WHAT THIS TASK INVOLVES >>
Identify, in the records below, every line where the string "product" appears, and copy each such line.

* START STORED DATA *

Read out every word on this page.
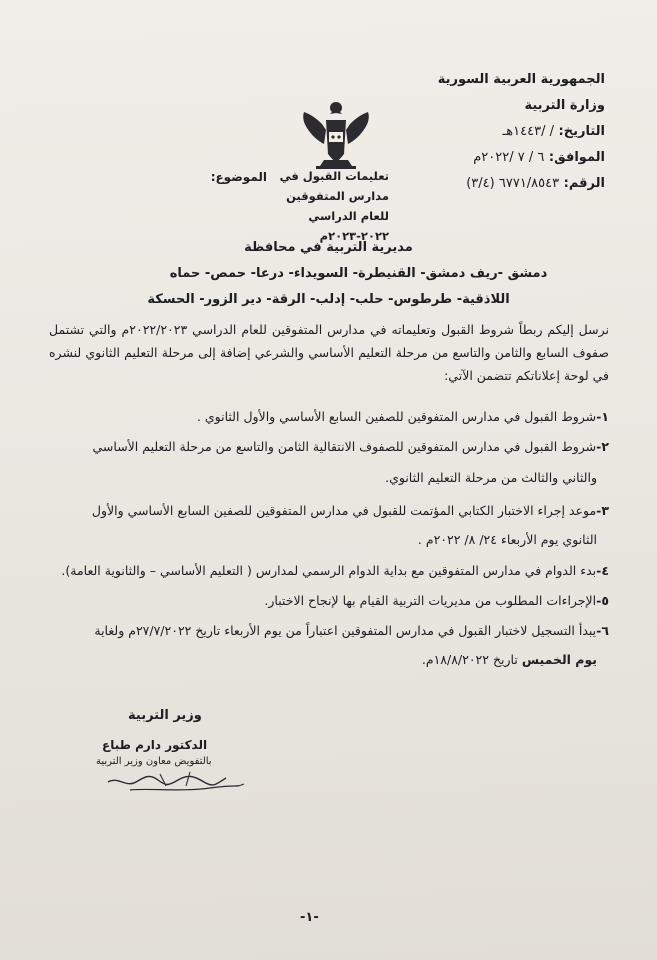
الجمهورية العربية السورية
وزارة التربية
التاريخ: / /١٤٤٣هـ
الموافق: ٦ / ٧ /٢٠٢٢م
الرقم: ٦٧٧١/٨٥٤٣ (٣/٤)
الموضوع:	تعليمات القبول في مدارس المتفوقين
للعام الدراسي ٢٠٢٢-٢٠٢٣م
مديرية التربية في محافظة
دمشق -ريف دمشق- القنيطرة- السويداء- درعا- حمص- حماه
اللاذقية- طرطوس- حلب- إدلب- الرقة- دير الزور- الحسكة
نرسل إليكم ربطاً شروط القبول وتعليماته في مدارس المتفوقين للعام الدراسي ٢٠٢٢/٢٠٢٣م والتي تشتمل صفوف السابع والثامن والتاسع من مرحلة التعليم الأساسي والشرعي إضافة إلى مرحلة التعليم الثانوي لنشره في لوحة إعلاناتكم تتضمن الآتي:
١-شروط القبول في مدارس المتفوقين للصفين السابع الأساسي والأول الثانوي .
٢-شروط القبول في مدارس المتفوقين للصفوف الانتقالية الثامن والتاسع من مرحلة التعليم الأساسي
والثاني والثالث من مرحلة التعليم الثانوي.
٣-موعد إجراء الاختبار الكتابي المؤتمت للقبول في مدارس المتفوقين للصفين السابع الأساسي والأول
الثانوي يوم الأربعاء ٢٤/ ٨/ ٢٠٢٢م .
٤-بدء الدوام في مدارس المتفوقين مع بداية الدوام الرسمي لمدارس ( التعليم الأساسي – والثانوية العامة).
٥-الإجراءات المطلوب من مديريات التربية القيام بها لإنجاح الاختبار.
٦-يبدأ التسجيل لاختبار القبول في مدارس المتفوقين اعتباراً من يوم الأربعاء تاريخ ٢٧/٧/٢٠٢٢م ولغاية
يوم الخميس تاريخ ١٨/٨/٢٠٢٢م.
وزير التربية
الدكتور دارم طباع
بالتفويض معاون وزير التربية
-١-
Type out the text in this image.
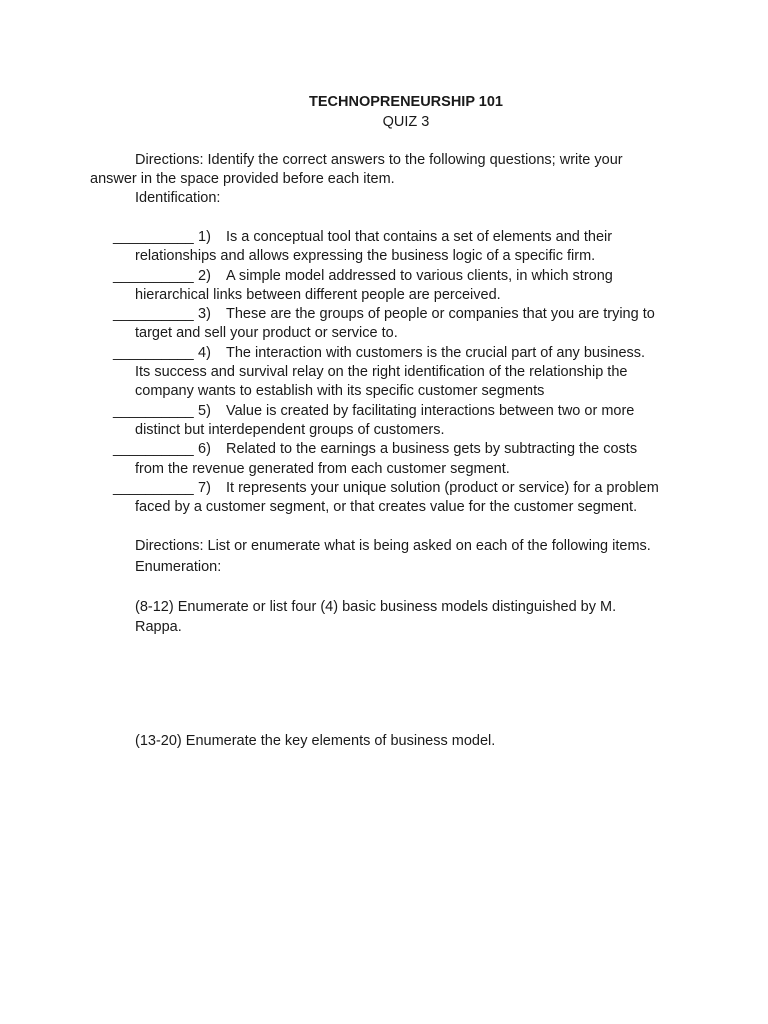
TECHNOPRENEURSHIP 101
QUIZ 3

Directions: Identify the correct answers to the following questions; write your
answer in the space provided before each item.

Identification:
__________ 1) Is a conceptual tool that contains a set of elements and their
relationships and allows expressing the business logic of a specific firm.
__________ 2) A simple model addressed to various clients, in which strong
hierarchical links between different people are perceived.
__________ 3) These are the groups of people or companies that you are trying to
target and sell your product or service to.
__________ 4) The interaction with customers is the crucial part of any business.
Its success and survival relay on the right identification of the relationship the
company wants to establish with its specific customer segments
__________ 5) Value is created by facilitating interactions between two or more
distinct but interdependent groups of customers.
__________ 6) Related to the earnings a business gets by subtracting the costs
from the revenue generated from each customer segment.
__________ 7) It represents your unique solution (product or service) for a problem
faced by a customer segment, or that creates value for the customer segment.
Directions: List or enumerate what is being asked on each of the following items.
Enumeration:
(8-12) Enumerate or list four (4) basic business models distinguished by M.
Rappa.
(13-20) Enumerate the key elements of business model.
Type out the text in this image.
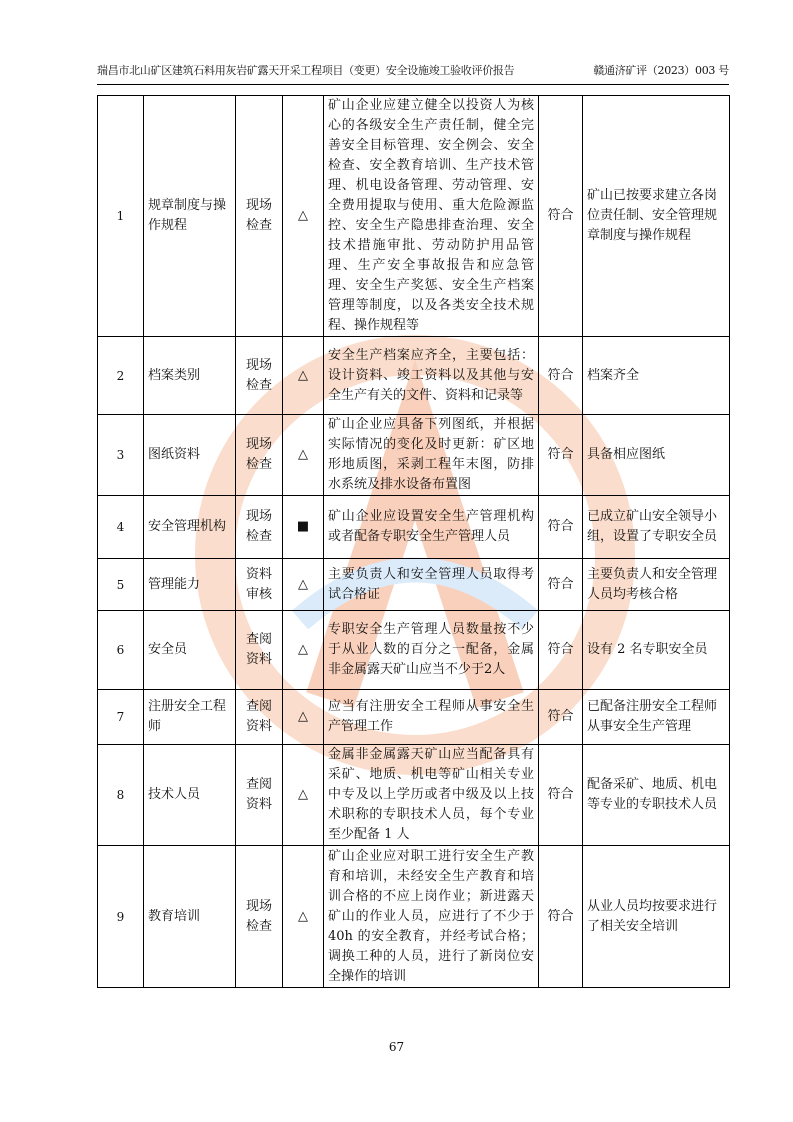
瑞昌市北山矿区建筑石料用灰岩矿露天开采工程项目（变更）安全设施竣工验收评价报告	赣通济矿评（2023）003 号
1	规章制度与操作规程	现场检查	△	矿山企业应建立健全以投资人为核心的各级安全生产责任制，健全完善安全目标管理、安全例会、安全检查、安全教育培训、生产技术管理、机电设备管理、劳动管理、安全费用提取与使用、重大危险源监控、安全生产隐患排查治理、安全技术措施审批、劳动防护用品管理、生产安全事故报告和应急管理、安全生产奖惩、安全生产档案管理等制度，以及各类安全技术规程、操作规程等	符合	矿山已按要求建立各岗位责任制、安全管理规章制度与操作规程
2	档案类别	现场检查	△	安全生产档案应齐全，主要包括：设计资料、竣工资料以及其他与安全生产有关的文件、资料和记录等	符合	档案齐全
3	图纸资料	现场检查	△	矿山企业应具备下列图纸，并根据实际情况的变化及时更新：矿区地形地质图，采剥工程年末图，防排水系统及排水设备布置图	符合	具备相应图纸
4	安全管理机构	现场检查	■	矿山企业应设置安全生产管理机构或者配备专职安全生产管理人员	符合	已成立矿山安全领导小组，设置了专职安全员
5	管理能力	资料审核	△	主要负责人和安全管理人员取得考试合格证	符合	主要负责人和安全管理人员均考核合格
6	安全员	查阅资料	△	专职安全生产管理人员数量按不少于从业人数的百分之一配备，金属非金属露天矿山应当不少于2人	符合	设有 2 名专职安全员
7	注册安全工程师	查阅资料	△	应当有注册安全工程师从事安全生产管理工作	符合	已配备注册安全工程师从事安全生产管理
8	技术人员	查阅资料	△	金属非金属露天矿山应当配备具有采矿、地质、机电等矿山相关专业中专及以上学历或者中级及以上技术职称的专职技术人员，每个专业至少配备 1 人	符合	配备采矿、地质、机电等专业的专职技术人员
9	教育培训	现场检查	△	矿山企业应对职工进行安全生产教育和培训，未经安全生产教育和培训合格的不应上岗作业；新进露天矿山的作业人员，应进行了不少于 40h 的安全教育，并经考试合格；调换工种的人员，进行了新岗位安全操作的培训	符合	从业人员均按要求进行了相关安全培训
67
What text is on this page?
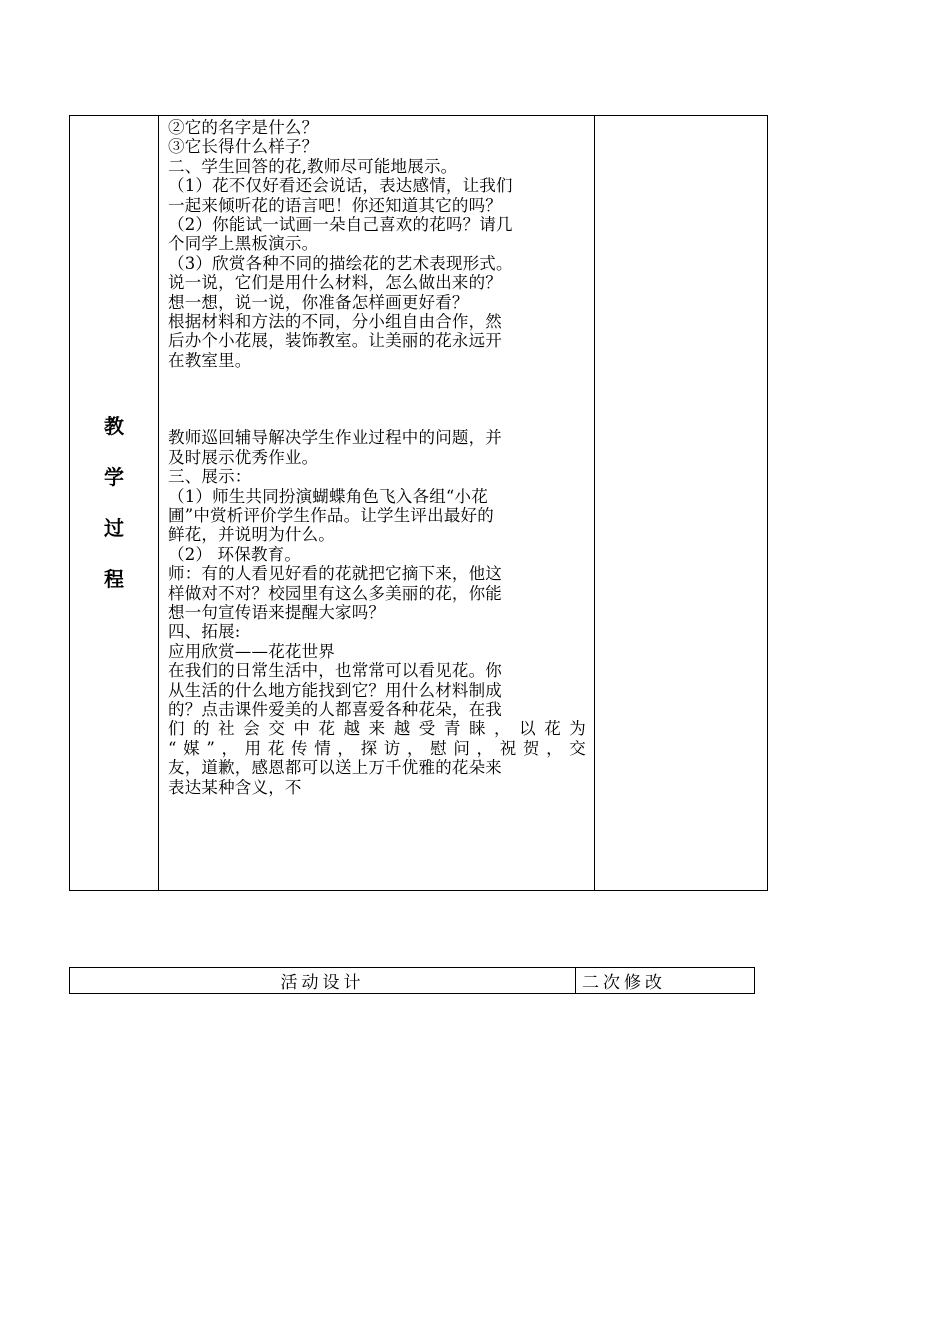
教
学
过
程

②它的名字是什么？
③它长得什么样子？
二、学生回答的花,教师尽可能地展示。
（1）花不仅好看还会说话，表达感情，让我们
一起来倾听花的语言吧！你还知道其它的吗？
（2）你能试一试画一朵自己喜欢的花吗？请几
个同学上黑板演示。
（3）欣赏各种不同的描绘花的艺术表现形式。
说一说，它们是用什么材料，怎么做出来的？
想一想，说一说，你准备怎样画更好看？
根据材料和方法的不同，分小组自由合作，然
后办个小花展，装饰教室。让美丽的花永远开
在教室里。
教师巡回辅导解决学生作业过程中的问题，并
及时展示优秀作业。
三、展示：
（1）师生共同扮演蝴蝶角色飞入各组“小花
圃”中赏析评价学生作品。让学生评出最好的
鲜花，并说明为什么。
（2） 环保教育。
师：有的人看见好看的花就把它摘下来，他这
样做对不对？校园里有这么多美丽的花，你能
想一句宣传语来提醒大家吗？
四、拓展:
应用欣赏——花花世界
在我们的日常生活中，也常常可以看见花。你
从生活的什么地方能找到它？用什么材料制成
的？点击课件爱美的人都喜爱各种花朵，在我
们的社会交中花越来越受青睐，以花为
“媒”，用花传情，探访，慰问，祝贺，交
友，道歉，感恩都可以送上万千优雅的花朵来
表达某种含义，不

活动设计	二次修改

* END STORED DATA *

RESULT >>
target and sell your product or service to.
__________ 7) It represents your unique solution (product or service) for a problem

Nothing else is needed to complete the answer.